Element and region data:

:::

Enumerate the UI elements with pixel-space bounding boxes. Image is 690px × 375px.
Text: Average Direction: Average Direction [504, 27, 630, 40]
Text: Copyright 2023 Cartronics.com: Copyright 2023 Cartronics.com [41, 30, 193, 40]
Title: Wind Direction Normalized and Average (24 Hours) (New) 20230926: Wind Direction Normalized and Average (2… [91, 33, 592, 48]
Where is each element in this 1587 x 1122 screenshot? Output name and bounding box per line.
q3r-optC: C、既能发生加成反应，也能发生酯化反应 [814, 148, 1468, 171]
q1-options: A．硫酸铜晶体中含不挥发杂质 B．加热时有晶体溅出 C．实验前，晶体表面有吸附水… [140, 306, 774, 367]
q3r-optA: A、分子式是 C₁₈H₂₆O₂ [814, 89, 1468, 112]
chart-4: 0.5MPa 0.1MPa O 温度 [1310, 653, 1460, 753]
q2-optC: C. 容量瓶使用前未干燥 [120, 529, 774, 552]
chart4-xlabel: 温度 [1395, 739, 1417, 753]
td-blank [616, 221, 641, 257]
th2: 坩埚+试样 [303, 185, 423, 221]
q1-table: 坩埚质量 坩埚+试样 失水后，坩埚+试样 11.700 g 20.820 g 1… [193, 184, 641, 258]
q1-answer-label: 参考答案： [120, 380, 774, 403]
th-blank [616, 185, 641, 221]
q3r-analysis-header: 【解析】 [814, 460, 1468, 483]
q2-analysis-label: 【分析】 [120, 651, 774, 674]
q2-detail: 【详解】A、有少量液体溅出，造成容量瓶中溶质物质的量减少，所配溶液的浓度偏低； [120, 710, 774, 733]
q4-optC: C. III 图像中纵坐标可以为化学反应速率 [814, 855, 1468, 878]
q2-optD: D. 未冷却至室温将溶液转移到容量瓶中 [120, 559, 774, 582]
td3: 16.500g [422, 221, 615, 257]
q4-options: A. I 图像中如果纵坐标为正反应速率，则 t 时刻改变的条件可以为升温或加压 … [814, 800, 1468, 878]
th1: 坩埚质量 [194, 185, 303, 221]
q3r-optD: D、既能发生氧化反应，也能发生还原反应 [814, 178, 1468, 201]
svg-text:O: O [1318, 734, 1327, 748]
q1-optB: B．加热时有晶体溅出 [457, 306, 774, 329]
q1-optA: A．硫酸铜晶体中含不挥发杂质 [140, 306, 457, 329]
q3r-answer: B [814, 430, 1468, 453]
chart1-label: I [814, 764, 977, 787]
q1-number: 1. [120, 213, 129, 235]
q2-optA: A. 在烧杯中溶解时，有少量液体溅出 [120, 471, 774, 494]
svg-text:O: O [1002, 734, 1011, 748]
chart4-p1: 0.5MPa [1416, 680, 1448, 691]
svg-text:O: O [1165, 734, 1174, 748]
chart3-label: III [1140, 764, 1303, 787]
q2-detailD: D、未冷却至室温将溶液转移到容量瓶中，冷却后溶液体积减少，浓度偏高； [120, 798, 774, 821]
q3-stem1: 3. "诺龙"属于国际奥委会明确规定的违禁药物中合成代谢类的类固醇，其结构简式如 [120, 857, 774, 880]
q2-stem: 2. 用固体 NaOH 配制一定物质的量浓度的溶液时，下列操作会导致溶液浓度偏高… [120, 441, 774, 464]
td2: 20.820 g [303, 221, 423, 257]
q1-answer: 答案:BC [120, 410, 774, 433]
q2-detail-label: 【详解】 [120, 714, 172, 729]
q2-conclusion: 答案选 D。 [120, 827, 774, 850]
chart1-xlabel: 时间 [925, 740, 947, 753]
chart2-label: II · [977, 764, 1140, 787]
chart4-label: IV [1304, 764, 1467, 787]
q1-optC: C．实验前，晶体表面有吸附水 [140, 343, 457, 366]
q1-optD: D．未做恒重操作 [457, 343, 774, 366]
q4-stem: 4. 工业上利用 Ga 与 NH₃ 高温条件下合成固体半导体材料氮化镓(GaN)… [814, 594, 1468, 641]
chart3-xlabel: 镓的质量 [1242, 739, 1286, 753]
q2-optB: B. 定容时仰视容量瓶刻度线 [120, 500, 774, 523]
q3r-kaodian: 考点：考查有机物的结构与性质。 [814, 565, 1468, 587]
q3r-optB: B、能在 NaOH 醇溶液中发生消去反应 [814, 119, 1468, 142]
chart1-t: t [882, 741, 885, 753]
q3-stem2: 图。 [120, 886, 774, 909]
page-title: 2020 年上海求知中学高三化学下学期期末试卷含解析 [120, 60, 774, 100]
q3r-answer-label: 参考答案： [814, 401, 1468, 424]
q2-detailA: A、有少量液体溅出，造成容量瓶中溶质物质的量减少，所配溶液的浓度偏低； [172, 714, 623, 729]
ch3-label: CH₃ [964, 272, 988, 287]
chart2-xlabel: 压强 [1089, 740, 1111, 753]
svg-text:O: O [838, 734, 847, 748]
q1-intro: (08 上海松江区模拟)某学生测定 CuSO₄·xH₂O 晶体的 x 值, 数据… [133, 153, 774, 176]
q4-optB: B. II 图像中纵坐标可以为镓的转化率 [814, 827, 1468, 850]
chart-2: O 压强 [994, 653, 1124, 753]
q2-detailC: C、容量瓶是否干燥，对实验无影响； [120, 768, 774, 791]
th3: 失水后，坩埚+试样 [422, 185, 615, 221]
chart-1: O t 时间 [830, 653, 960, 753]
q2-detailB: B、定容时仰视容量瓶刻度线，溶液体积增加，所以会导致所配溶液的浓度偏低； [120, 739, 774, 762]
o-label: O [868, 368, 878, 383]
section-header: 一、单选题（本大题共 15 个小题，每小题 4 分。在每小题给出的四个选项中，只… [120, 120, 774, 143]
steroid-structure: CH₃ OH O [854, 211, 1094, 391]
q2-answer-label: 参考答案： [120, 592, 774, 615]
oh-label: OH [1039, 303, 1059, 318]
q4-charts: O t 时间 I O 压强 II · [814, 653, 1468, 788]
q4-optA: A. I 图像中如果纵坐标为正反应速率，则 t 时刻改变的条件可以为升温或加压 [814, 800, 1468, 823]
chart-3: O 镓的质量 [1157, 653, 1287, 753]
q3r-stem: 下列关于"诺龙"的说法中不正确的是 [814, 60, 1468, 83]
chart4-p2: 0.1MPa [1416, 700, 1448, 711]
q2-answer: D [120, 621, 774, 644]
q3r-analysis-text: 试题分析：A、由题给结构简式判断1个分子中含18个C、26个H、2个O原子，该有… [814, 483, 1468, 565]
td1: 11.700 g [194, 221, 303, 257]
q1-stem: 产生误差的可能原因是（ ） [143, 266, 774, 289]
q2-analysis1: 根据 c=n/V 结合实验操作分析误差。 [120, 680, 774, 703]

:::

» **What is being asked**
Pick out every line of the records that contains the string "坩埚质量", treating uppercase and lowercase as different.

» **Complete output**
q1-table: 坩埚质量 坩埚+试样 失水后，坩埚+试样 11.700 g 20.820 g 1… [193, 184, 641, 258]
th1: 坩埚质量 [194, 185, 303, 221]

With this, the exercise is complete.